**Challenge:**
Pull every line containing "wires" from the entries.

**Records for this exercise:**
+---+
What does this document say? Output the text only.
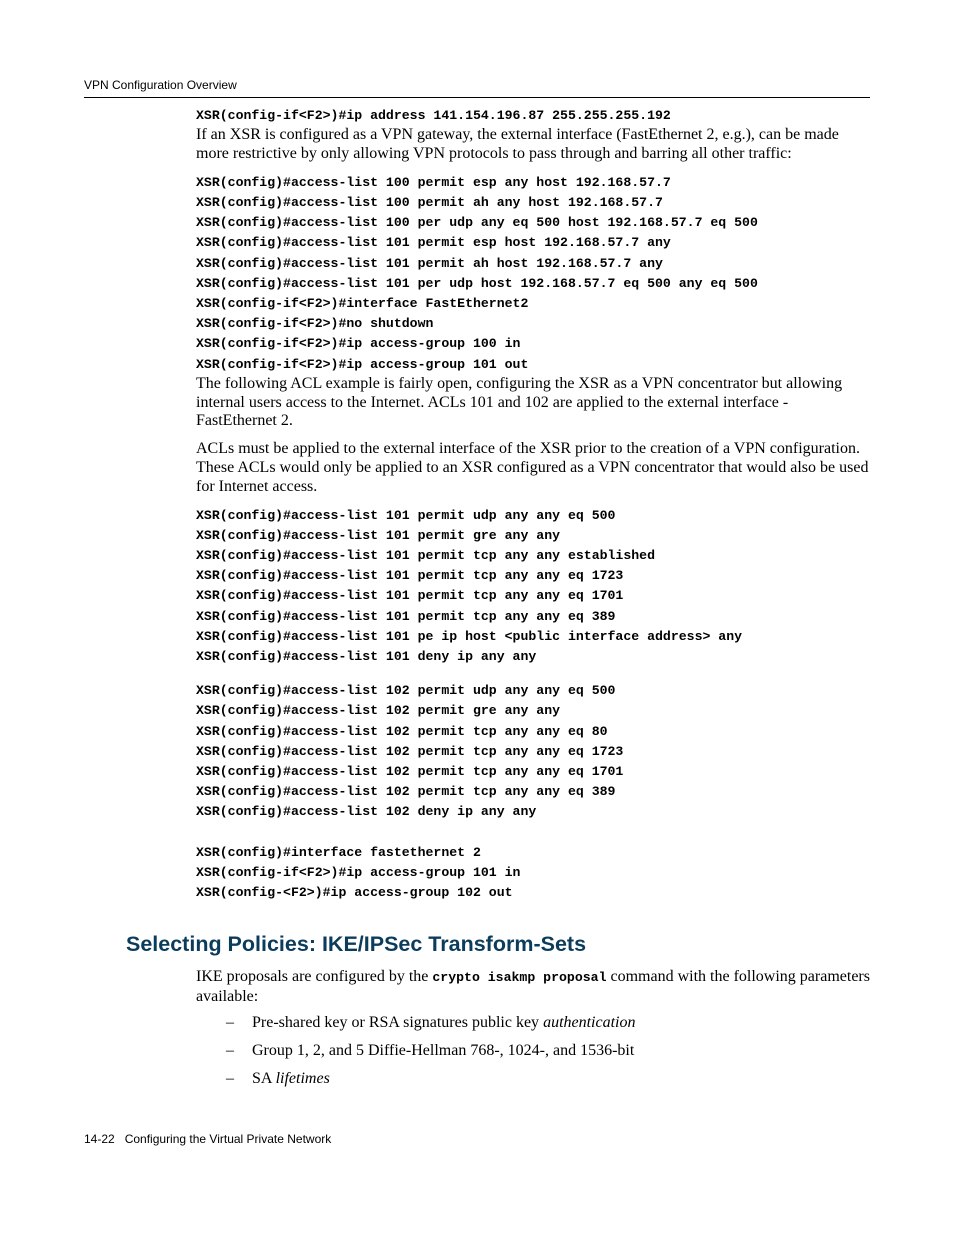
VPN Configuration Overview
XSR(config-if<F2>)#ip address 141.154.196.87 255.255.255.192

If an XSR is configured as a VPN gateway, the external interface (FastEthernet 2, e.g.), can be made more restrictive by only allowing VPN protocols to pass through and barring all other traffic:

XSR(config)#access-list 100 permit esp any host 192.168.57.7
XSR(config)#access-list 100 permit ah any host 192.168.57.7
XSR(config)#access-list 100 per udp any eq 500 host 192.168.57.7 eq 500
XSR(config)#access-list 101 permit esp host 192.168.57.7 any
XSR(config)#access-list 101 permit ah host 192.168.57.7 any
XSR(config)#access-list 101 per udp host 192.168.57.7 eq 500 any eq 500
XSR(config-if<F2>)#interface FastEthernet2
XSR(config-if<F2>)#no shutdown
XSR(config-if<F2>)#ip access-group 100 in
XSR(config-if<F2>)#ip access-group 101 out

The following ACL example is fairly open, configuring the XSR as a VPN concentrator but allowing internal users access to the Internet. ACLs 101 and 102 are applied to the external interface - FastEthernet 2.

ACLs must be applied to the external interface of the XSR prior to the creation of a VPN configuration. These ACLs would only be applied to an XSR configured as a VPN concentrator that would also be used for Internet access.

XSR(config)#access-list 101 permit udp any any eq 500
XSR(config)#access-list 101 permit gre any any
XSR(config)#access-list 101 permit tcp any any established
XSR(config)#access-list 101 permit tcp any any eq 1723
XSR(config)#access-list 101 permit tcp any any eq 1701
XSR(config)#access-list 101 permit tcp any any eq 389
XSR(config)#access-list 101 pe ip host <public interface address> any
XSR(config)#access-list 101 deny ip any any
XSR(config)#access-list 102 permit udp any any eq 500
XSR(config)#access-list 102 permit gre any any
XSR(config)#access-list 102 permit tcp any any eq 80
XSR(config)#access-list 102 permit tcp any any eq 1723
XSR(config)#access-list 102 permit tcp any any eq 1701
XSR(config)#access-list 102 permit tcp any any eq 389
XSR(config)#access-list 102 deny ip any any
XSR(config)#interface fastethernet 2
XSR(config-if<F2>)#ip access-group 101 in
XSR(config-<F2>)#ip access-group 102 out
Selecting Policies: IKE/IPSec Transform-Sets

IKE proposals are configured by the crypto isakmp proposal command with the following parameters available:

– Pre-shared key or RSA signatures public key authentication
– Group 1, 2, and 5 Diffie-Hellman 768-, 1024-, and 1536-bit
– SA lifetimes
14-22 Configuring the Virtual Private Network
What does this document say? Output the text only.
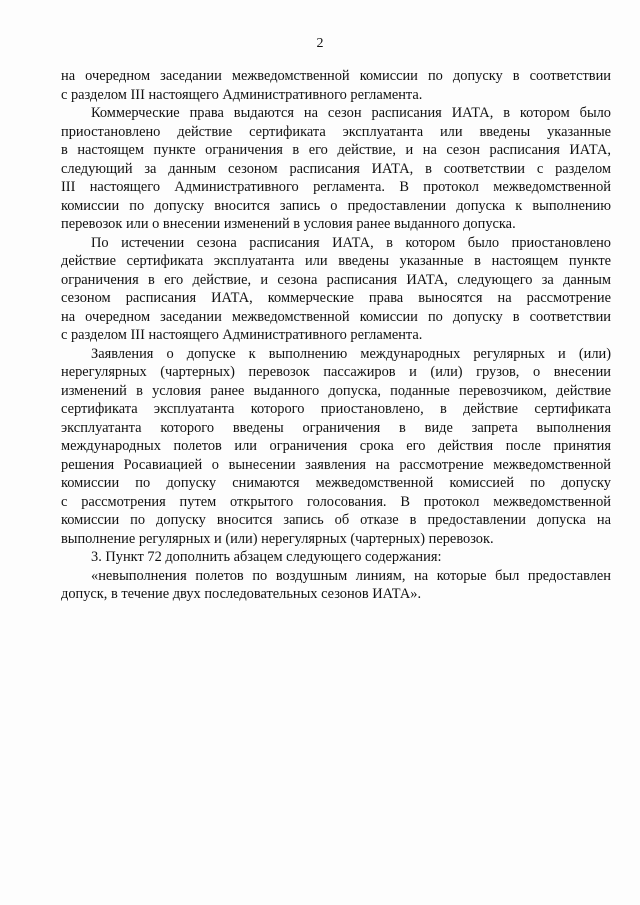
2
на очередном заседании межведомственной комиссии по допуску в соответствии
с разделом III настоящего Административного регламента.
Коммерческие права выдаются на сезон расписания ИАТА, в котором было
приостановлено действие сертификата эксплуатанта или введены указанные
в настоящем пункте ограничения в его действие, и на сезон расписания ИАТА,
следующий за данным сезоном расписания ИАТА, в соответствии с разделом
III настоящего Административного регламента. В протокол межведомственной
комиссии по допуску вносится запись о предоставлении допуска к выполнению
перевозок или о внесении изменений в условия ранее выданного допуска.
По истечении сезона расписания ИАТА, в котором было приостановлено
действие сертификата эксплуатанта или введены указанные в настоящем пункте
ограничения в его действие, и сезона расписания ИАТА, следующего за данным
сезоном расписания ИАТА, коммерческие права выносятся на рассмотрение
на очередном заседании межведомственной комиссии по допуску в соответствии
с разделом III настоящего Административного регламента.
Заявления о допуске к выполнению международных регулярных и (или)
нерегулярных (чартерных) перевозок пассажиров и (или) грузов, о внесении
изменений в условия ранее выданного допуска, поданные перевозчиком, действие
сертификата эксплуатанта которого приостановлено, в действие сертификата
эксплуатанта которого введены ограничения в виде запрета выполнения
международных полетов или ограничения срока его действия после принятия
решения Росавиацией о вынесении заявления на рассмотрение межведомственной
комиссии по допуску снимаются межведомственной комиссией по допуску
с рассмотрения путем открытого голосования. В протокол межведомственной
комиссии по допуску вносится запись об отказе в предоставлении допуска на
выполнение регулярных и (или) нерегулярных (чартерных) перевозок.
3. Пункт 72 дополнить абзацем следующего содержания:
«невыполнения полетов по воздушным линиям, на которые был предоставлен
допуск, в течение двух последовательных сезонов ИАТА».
+---+
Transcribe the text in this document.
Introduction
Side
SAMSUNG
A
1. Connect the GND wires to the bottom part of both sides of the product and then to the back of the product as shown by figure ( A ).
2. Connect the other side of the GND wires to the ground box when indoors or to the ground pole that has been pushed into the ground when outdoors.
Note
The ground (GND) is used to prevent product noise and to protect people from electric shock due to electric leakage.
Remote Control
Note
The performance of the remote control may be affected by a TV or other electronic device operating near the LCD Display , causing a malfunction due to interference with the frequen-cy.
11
+---+
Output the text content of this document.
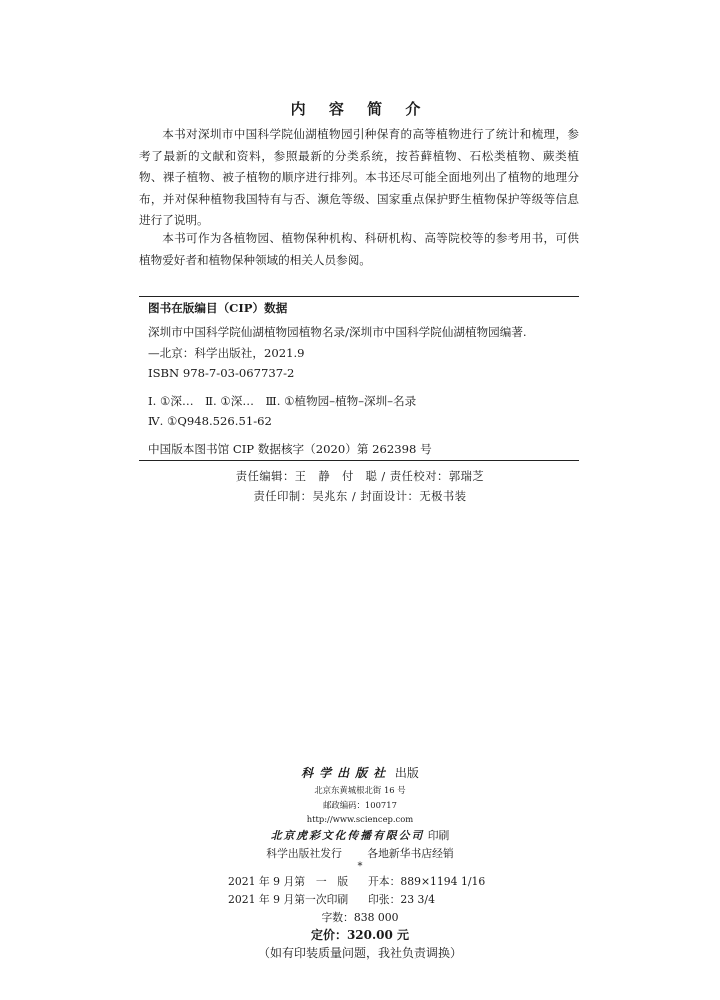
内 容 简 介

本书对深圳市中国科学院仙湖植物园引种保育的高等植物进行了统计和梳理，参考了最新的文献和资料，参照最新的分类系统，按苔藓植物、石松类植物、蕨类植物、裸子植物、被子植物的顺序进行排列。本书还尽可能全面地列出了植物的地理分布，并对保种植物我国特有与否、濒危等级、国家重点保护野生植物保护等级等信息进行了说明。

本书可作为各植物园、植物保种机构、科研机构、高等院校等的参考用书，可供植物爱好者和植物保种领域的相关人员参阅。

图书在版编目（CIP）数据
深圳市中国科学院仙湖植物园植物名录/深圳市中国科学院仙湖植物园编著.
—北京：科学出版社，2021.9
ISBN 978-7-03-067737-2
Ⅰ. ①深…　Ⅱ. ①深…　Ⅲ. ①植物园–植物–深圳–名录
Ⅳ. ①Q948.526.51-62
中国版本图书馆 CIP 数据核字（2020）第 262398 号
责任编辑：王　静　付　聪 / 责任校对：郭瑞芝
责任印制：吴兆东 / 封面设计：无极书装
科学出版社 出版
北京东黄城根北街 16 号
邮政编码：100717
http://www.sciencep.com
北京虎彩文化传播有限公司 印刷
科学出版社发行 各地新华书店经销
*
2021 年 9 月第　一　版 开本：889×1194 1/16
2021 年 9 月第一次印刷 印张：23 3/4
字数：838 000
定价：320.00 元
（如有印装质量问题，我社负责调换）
+---+
**Result for this exercise:**
1. Connect the GND wires to the bottom part of both sides of the product and then to the back of the product as shown by figure ( A ).
2. Connect the other side of the GND wires to the ground box when indoors or to the ground pole that has been pushed into the ground when outdoors.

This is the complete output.